WHAT TO PRODUCE: Print all the records exactly, please.

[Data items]
▬▬▬▬▬▬▬▬▬▬
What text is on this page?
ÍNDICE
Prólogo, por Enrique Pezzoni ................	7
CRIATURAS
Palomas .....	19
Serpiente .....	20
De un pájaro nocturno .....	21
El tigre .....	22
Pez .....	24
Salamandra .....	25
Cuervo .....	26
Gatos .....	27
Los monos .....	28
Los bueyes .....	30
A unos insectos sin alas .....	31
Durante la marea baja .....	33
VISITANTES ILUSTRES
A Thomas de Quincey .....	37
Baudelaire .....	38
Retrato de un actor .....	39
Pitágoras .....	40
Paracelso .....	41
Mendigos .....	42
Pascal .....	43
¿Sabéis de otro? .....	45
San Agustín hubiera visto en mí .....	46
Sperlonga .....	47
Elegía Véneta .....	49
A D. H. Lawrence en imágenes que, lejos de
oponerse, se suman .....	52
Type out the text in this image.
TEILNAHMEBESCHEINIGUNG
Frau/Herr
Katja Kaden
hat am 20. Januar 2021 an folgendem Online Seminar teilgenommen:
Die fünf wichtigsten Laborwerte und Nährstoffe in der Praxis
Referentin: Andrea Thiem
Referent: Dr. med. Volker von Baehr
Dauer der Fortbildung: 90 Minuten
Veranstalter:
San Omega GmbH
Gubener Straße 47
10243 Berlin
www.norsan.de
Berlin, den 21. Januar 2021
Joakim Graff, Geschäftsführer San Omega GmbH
▬▬▬▬▬▬▬▬▬▬
EXERCISE RESULT:
What text is on this page?
ÍNDICE
Prólogo, por Enrique Pezzoni ................	7
CRIATURAS
Palomas .....	19
Serpiente .....	20
De un pájaro nocturno .....	21
El tigre .....	22
Pez .....	24
Salamandra .....	25
Cuervo .....	26
Gatos .....	27
Los monos .....	28
Los bueyes .....	30
A unos insectos sin alas .....	31
Durante la marea baja .....	33
VISITANTES ILUSTRES
A Thomas de Quincey .....	37
Baudelaire .....	38
Retrato de un actor .....	39
Pitágoras .....	40
Paracelso .....	41
Mendigos .....	42
Pascal .....	43
¿Sabéis de otro? .....	45
San Agustín hubiera visto en mí .....	46
Sperlonga .....	47
Elegía Véneta .....	49
A D. H. Lawrence en imágenes que, lejos de
oponerse, se suman .....	52
Type out the text in this image.
TEILNAHMEBESCHEINIGUNG
Frau/Herr
Katja Kaden
hat am 20. Januar 2021 an folgendem Online Seminar teilgenommen:
Die fünf wichtigsten Laborwerte und Nährstoffe in der Praxis
Referentin: Andrea Thiem
Referent: Dr. med. Volker von Baehr
Dauer der Fortbildung: 90 Minuten
Veranstalter:
San Omega GmbH
Gubener Straße 47
10243 Berlin
www.norsan.de
Berlin, den 21. Januar 2021
Joakim Graff, Geschäftsführer San Omega GmbH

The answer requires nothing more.